Stated exercise:
Answer these from the blog post below, one line each:
(a) On what date was the blog post written?
(b) Where was the appointment the writer mentions?
(c) The writer says a single credit costs more than what monthly expense?

Reading text:
▬▬▬

Friday, July 16, 2010

[Insert Inspiration Here]

Realization comes at the oddest moments, sometimes. You hear all the time of people having the greatest breakthroughs in the bathroom, tying their shoes, or playing golf. I had such a moment of enlightenment yesterday and although I'm not looking forward to what it means necessarily, I'm glad it happened because it's progress, something I've been a stranger to for a while.

As I said last post, I had an appointment at the Art Institute's culinary school (which I'll admit that I was perhaps too excited about). Not knowing what to expect and with my usual rose tinted optimism, I endured the introduction that was given to me by a late twenties Latino man with too much gel in his spiked up hair; I sat there, smiling, and nodding my head like a silly little school girl at all the right places, adding the occasional "That's cool" when I couldn't think of anything else to say. Yeah, I'll admit that it seemed nice, but with the cost of a single credit being more than my monthly rent, or better yet, what my income is every two weeks, I knew deep down that it probably wasn't going to happen.

▬▬▬

Material shown:
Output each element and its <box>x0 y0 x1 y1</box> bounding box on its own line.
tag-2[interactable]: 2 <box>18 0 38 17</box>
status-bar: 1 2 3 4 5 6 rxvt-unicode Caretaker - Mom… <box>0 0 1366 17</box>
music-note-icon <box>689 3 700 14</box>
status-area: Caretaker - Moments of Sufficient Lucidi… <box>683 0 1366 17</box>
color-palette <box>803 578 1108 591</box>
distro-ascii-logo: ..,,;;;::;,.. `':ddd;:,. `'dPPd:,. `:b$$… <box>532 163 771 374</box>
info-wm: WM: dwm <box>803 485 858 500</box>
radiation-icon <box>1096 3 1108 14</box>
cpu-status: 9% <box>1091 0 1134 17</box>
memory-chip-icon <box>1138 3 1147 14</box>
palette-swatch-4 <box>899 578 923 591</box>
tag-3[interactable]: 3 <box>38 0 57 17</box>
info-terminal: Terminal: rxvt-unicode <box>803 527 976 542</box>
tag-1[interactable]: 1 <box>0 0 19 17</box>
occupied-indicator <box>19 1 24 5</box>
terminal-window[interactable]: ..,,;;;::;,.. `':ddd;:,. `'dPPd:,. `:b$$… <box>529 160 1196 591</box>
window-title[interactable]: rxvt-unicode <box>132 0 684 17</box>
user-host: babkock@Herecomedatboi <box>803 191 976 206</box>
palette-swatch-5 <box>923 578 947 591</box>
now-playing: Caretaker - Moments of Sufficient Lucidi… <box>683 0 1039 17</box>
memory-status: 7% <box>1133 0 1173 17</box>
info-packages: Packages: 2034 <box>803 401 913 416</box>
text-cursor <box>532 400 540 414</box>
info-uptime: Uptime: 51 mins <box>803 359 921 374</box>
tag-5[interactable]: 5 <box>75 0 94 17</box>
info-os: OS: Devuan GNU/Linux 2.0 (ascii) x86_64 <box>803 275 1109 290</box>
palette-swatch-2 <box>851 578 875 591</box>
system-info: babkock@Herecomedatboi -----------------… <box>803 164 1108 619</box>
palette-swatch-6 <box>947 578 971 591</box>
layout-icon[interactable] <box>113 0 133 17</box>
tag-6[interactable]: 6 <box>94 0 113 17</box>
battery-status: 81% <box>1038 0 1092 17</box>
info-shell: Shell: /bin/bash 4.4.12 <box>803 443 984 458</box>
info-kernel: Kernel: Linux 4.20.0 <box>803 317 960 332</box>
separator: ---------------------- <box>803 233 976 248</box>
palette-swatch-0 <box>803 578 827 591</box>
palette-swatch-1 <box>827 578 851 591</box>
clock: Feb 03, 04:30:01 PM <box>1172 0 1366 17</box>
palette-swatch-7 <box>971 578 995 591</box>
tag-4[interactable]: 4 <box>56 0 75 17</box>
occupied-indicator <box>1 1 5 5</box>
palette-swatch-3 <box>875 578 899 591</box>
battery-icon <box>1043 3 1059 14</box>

▬▬▬

Solution below:
(a) Friday, July 16, 2010
(b) At the Art Institute's culinary school
(c) The writer's monthly rent